To do:
Identify and reproduce every line holding the string "اجرا".

Begin Data for processing

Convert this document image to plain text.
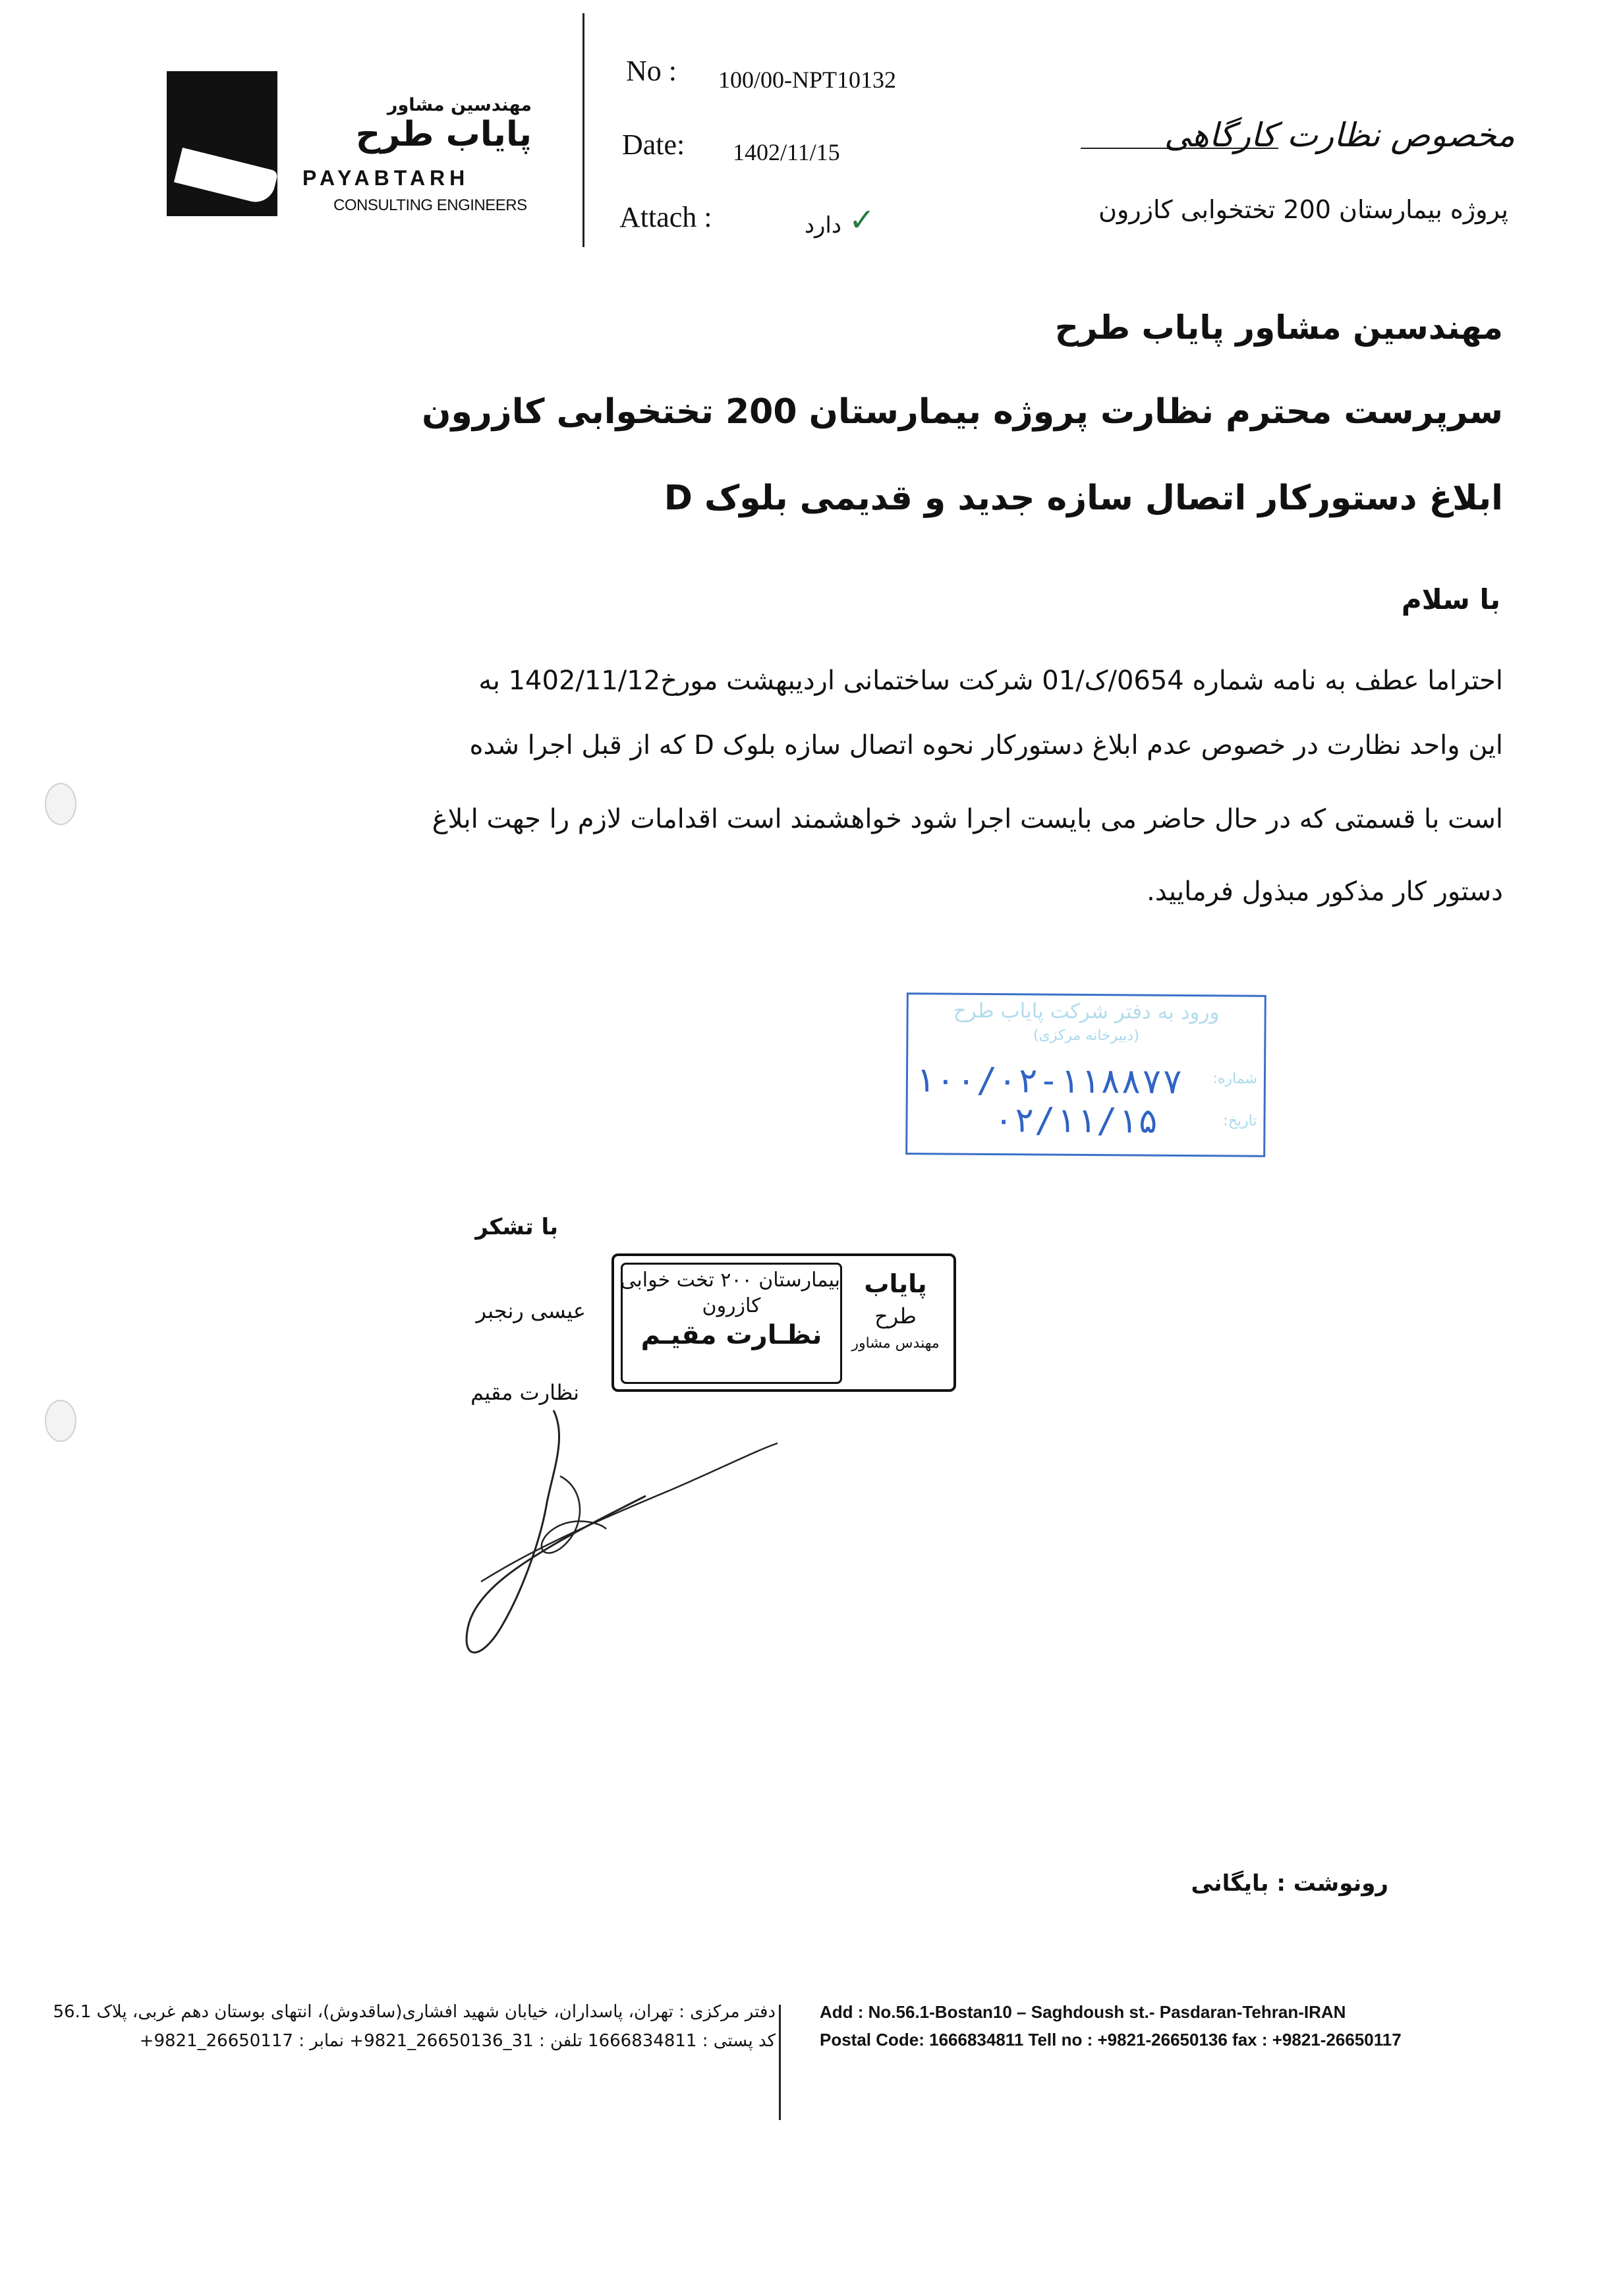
مهندسین مشاور
پایاب طرح
PAYABTARH
CONSULTING ENGINEERS
No : 100/00-NPT10132
Date: 1402/11/15
Attach :	دارد ✓
مخصوص نظارت کارگاهی
پروژه بیمارستان 200 تختخوابی کازرون
مهندسین مشاور پایاب طرح
سرپرست محترم نظارت پروژه بیمارستان 200 تختخوابی کازرون
ابلاغ دستورکار اتصال سازه جدید و قدیمی بلوک D
با سلام
احتراما عطف به نامه شماره 0654/ک/01 شرکت ساختمانی اردیبهشت مورخ1402/11/12 به
این واحد نظارت در خصوص عدم ابلاغ دستورکار نحوه اتصال سازه بلوک D که از قبل اجرا شده
است با قسمتی که در حال حاضر می بایست اجرا شود خواهشمند است اقدامات لازم را جهت ابلاغ
دستور کار مذکور مبذول فرمایید.
ورود به دفتر شرکت پایاب طرح
(دبیرخانه مرکزی)
شماره:
۱۰۰/۰۲-۱۱۸۸۷۷
تاریخ:
۰۲/۱۱/۱۵
با تشکر
عیسی رنجبر
نظارت مقیم
بیمارستان ۲۰۰ تخت خوابی
کازرون
نظـارت مقیـم
پایاب
طرح
مهندس مشاور
رونوشت : بایگانی
دفتر مرکزی : تهران، پاسداران، خیابان شهید افشاری(ساقدوش)، انتهای بوستان دهم غربی، پلاک 56.1
کد پستی : 1666834811 تلفن : 31_26650136_9821+ نمابر : 26650117_9821+
Add : No.56.1-Bostan10 – Saghdoush st.- Pasdaran-Tehran-IRAN
Postal Code: 1666834811 Tell no : +9821-26650136 fax : +9821-26650117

End Data for processing

Finished task:
این واحد نظارت در خصوص عدم ابلاغ دستورکار نحوه اتصال سازه بلوک D که از قبل اجرا شده
است با قسمتی که در حال حاضر می بایست اجرا شود خواهشمند است اقدامات لازم را جهت ابلاغ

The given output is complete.